## EXERCISE AIM
The listing below is to be output in its exact form.

## TASK MATERIAL
____

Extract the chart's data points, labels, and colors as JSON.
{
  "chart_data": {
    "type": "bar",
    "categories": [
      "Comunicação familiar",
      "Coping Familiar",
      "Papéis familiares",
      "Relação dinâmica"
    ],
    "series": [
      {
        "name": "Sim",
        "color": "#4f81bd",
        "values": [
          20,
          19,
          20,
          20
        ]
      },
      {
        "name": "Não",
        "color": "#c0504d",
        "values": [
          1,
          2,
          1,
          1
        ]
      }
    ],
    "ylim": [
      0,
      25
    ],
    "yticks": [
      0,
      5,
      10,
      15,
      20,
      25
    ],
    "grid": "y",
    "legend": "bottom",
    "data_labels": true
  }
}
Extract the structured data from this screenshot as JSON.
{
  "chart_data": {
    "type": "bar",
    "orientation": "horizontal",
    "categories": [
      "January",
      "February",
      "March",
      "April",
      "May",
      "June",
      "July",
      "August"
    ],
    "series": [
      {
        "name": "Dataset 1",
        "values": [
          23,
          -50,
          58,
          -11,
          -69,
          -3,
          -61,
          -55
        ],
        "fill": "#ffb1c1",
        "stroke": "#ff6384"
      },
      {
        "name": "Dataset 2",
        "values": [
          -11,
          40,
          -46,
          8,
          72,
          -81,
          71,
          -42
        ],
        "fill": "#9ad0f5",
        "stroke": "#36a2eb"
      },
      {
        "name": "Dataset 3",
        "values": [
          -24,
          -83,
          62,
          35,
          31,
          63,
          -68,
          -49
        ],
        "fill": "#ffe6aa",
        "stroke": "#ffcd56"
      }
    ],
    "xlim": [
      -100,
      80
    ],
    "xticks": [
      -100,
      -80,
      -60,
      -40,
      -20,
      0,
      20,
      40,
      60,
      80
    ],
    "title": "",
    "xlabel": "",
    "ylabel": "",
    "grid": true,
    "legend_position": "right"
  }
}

____

## COMPLETED TASK
Extract the chart's data points, labels, and colors as JSON.
{
  "chart_data": {
    "type": "bar",
    "categories": [
      "Comunicação familiar",
      "Coping Familiar",
      "Papéis familiares",
      "Relação dinâmica"
    ],
    "series": [
      {
        "name": "Sim",
        "color": "#4f81bd",
        "values": [
          20,
          19,
          20,
          20
        ]
      },
      {
        "name": "Não",
        "color": "#c0504d",
        "values": [
          1,
          2,
          1,
          1
        ]
      }
    ],
    "ylim": [
      0,
      25
    ],
    "yticks": [
      0,
      5,
      10,
      15,
      20,
      25
    ],
    "grid": "y",
    "legend": "bottom",
    "data_labels": true
  }
}
Extract the structured data from this screenshot as JSON.
{
  "chart_data": {
    "type": "bar",
    "orientation": "horizontal",
    "categories": [
      "January",
      "February",
      "March",
      "April",
      "May",
      "June",
      "July",
      "August"
    ],
    "series": [
      {
        "name": "Dataset 1",
        "values": [
          23,
          -50,
          58,
          -11,
          -69,
          -3,
          -61,
          -55
        ],
        "fill": "#ffb1c1",
        "stroke": "#ff6384"
      },
      {
        "name": "Dataset 2",
        "values": [
          -11,
          40,
          -46,
          8,
          72,
          -81,
          71,
          -42
        ],
        "fill": "#9ad0f5",
        "stroke": "#36a2eb"
      },
      {
        "name": "Dataset 3",
        "values": [
          -24,
          -83,
          62,
          35,
          31,
          63,
          -68,
          -49
        ],
        "fill": "#ffe6aa",
        "stroke": "#ffcd56"
      }
    ],
    "xlim": [
      -100,
      80
    ],
    "xticks": [
      -100,
      -80,
      -60,
      -40,
      -20,
      0,
      20,
      40,
      60,
      80
    ],
    "title": "",
    "xlabel": "",
    "ylabel": "",
    "grid": true,
    "legend_position": "right"
  }
}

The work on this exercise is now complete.